== Record set ==
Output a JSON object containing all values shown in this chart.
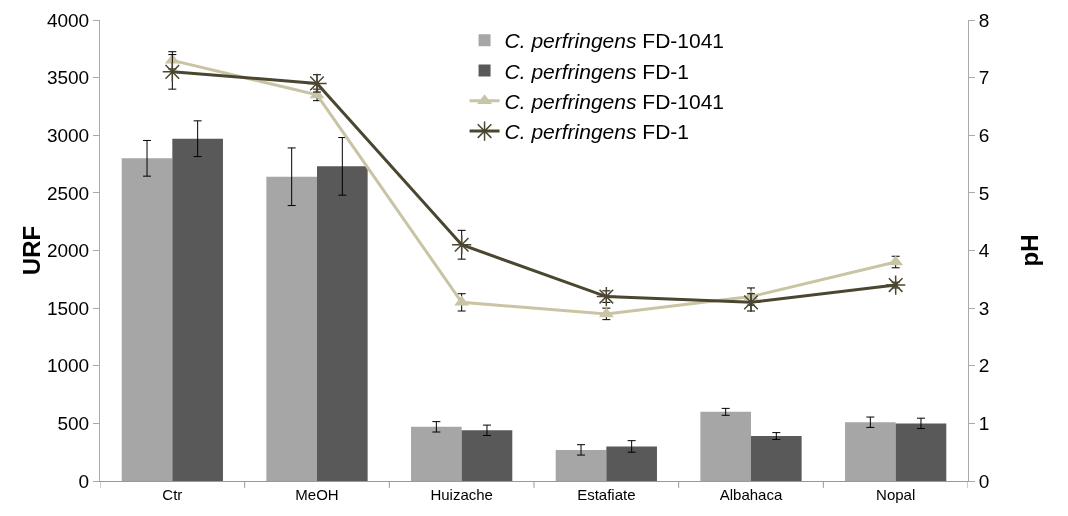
{
  "chart_data": {
    "type": "bar",
    "ylabel": "URF",
    "y2label": "pH",
    "categories": [
      "Ctr",
      "MeOH",
      "Huizache",
      "Estafiate",
      "Albahaca",
      "Nopal"
    ],
    "series": [
      {
        "name": "C. perfringens FD-1041",
        "color": "#a6a6a6",
        "values": [
          2800,
          2640,
          470,
          270,
          600,
          510
        ],
        "errors": [
          155,
          250,
          45,
          45,
          30,
          45
        ]
      },
      {
        "name": "C. perfringens FD-1",
        "color": "#595959",
        "values": [
          2970,
          2730,
          440,
          300,
          390,
          500
        ],
        "errors": [
          155,
          250,
          45,
          50,
          30,
          45
        ]
      },
      {
        "name": "C. perfringens FD-1041",
        "type": "line",
        "axis": "y2",
        "color": "#c9c4a4",
        "marker": "triangle",
        "values": [
          7.3,
          6.7,
          3.1,
          2.9,
          3.2,
          3.8
        ],
        "errors": [
          0.15,
          0.1,
          0.15,
          0.1,
          0.15,
          0.1
        ]
      },
      {
        "name": "C. perfringens FD-1",
        "type": "line",
        "axis": "y2",
        "color": "#4a4630",
        "marker": "cross",
        "values": [
          7.1,
          6.9,
          4.1,
          3.2,
          3.1,
          3.4
        ],
        "errors": [
          0.3,
          0.15,
          0.25,
          0.1,
          0.15,
          0.05
        ]
      }
    ],
    "ylim": [
      0,
      4000
    ],
    "yticks": [
      0,
      500,
      1000,
      1500,
      2000,
      2500,
      3000,
      3500,
      4000
    ],
    "y2lim": [
      0,
      8
    ],
    "y2ticks": [
      0,
      1,
      2,
      3,
      4,
      5,
      6,
      7,
      8
    ],
    "grid": false,
    "legend": "top"
  }
}
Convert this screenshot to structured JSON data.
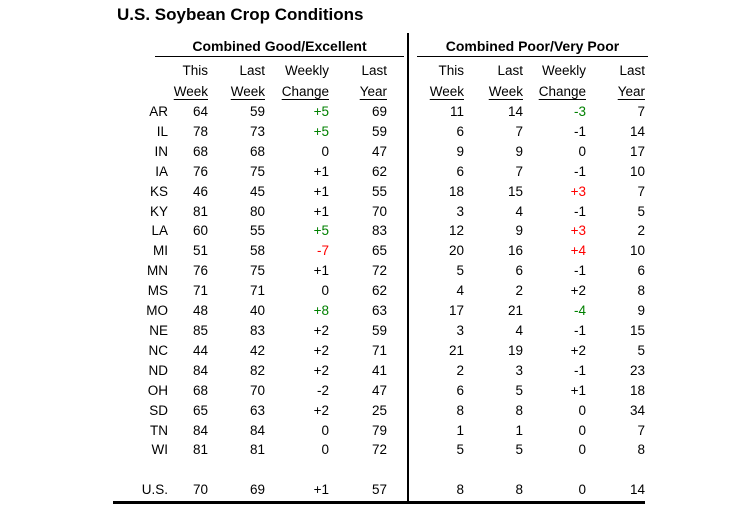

== Short task ==
Lines of the material that contain the word "JSON" are to be gathered.

== Solution for this exercise ==
Output a JSON object containing all values shown in this chart.
Convert this screenshot to structured JSON data.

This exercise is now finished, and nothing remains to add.